◆ Exercise inputs:
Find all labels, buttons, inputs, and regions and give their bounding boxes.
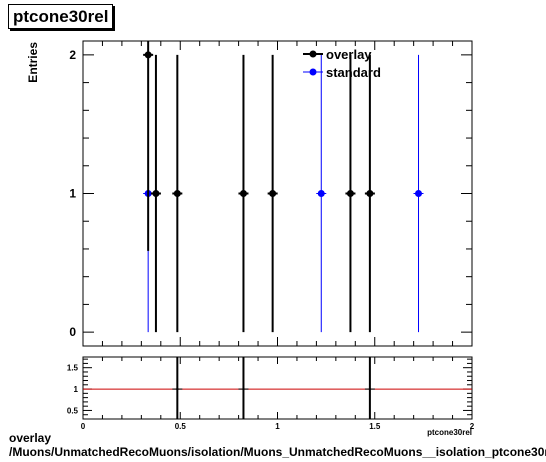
overlay-point — [144, 51, 152, 59]
ratio-y-tick-label: 1.5 — [67, 364, 79, 373]
ratio-y-tick-labels: 0.5 1 1.5 — [67, 364, 79, 416]
ratio-y-tick-label: 0.5 — [67, 406, 79, 415]
main-axis-ticks — [82, 41, 473, 346]
main-y-tick-label: 2 — [69, 48, 76, 62]
main-data-marks — [143, 41, 424, 333]
main-y-tick-labels: 0 1 2 — [69, 48, 76, 339]
overlay-point — [173, 190, 181, 197]
main-y-tick-label: 0 — [69, 325, 76, 339]
histogram-title: ptcone30rel — [8, 4, 114, 29]
y-axis-title: Entries — [26, 42, 40, 83]
caption-line-1: overlay — [9, 431, 52, 445]
overlay-point — [366, 190, 374, 197]
legend-label-overlay: overlay — [326, 47, 372, 62]
ratio-y-tick-label: 1 — [74, 385, 79, 394]
x-tick-label: 0.5 — [175, 422, 187, 431]
overlay-point — [239, 190, 247, 197]
x-tick-label: 1.5 — [369, 422, 381, 431]
standard-point — [317, 190, 325, 197]
ratio-point — [176, 387, 179, 391]
ratio-point — [368, 387, 372, 391]
caption: overlay /Muons/UnmatchedRecoMuons/isolat… — [9, 431, 546, 459]
legend-entry-overlay: overlay — [303, 47, 372, 62]
legend-marker-standard — [309, 68, 317, 76]
x-tick-labels: 0 0.5 1 1.5 2 — [81, 422, 475, 431]
x-axis-title: ptcone30rel — [427, 428, 472, 437]
main-y-tick-label: 1 — [69, 187, 76, 201]
caption-line-2: /Muons/UnmatchedRecoMuons/isolation/Muon… — [9, 445, 546, 459]
ratio-plot-panel: 0.511.5 0 0.5 1 1.5 2 ptcone30rel — [67, 356, 475, 437]
ratio-point — [242, 387, 245, 391]
legend: overlay standard — [303, 47, 381, 80]
x-tick-label: 1 — [275, 422, 280, 431]
main-plot-panel: 0 1 2 Entries overlay standard — [26, 40, 473, 347]
overlay-point — [269, 190, 277, 197]
legend-label-standard: standard — [326, 65, 381, 80]
x-tick-label: 0 — [81, 422, 86, 431]
standard-point — [415, 190, 423, 197]
overlay-point — [152, 190, 160, 197]
x-tick-label: 2 — [470, 422, 475, 431]
ratio-axis-ticks — [82, 357, 473, 419]
legend-marker-overlay — [309, 50, 317, 58]
ratio-plot-frame — [82, 356, 473, 420]
legend-entry-standard: standard — [303, 65, 381, 80]
ratio-data-marks — [172, 357, 375, 419]
overlay-point — [346, 190, 354, 197]
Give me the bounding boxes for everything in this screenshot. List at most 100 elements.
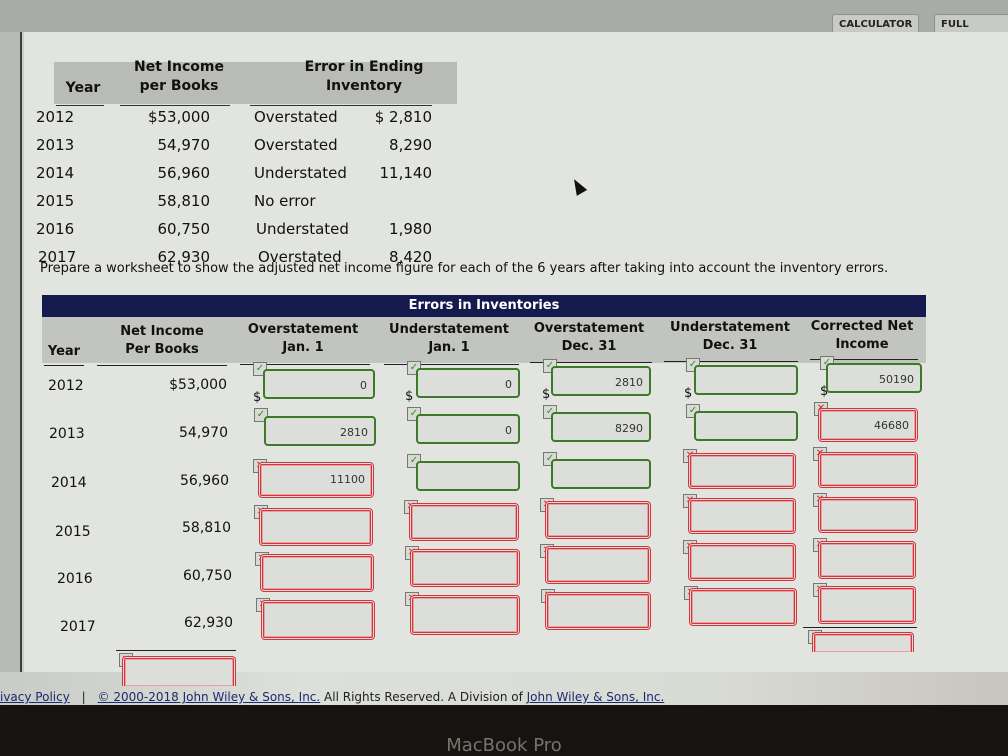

◆ Exercise:
Retype the lines of the listing starting at the line containing "overlay-point — [144, 51, 152, 59]" and ending at the line containing "histogram-title: ptcone30rel —", both included.

◆ Exercise result:
overlay-point — [144, 51, 152, 59]
ratio-y-tick-label: 1.5 — [67, 364, 79, 373]
ratio-y-tick-labels: 0.5 1 1.5 — [67, 364, 79, 416]
ratio-y-tick-label: 0.5 — [67, 406, 79, 415]
main-axis-ticks — [82, 41, 473, 346]
main-y-tick-label: 2 — [69, 48, 76, 62]
main-data-marks — [143, 41, 424, 333]
main-y-tick-labels: 0 1 2 — [69, 48, 76, 339]
overlay-point — [173, 190, 181, 197]
main-y-tick-label: 0 — [69, 325, 76, 339]
histogram-title: ptcone30rel — [8, 4, 114, 29]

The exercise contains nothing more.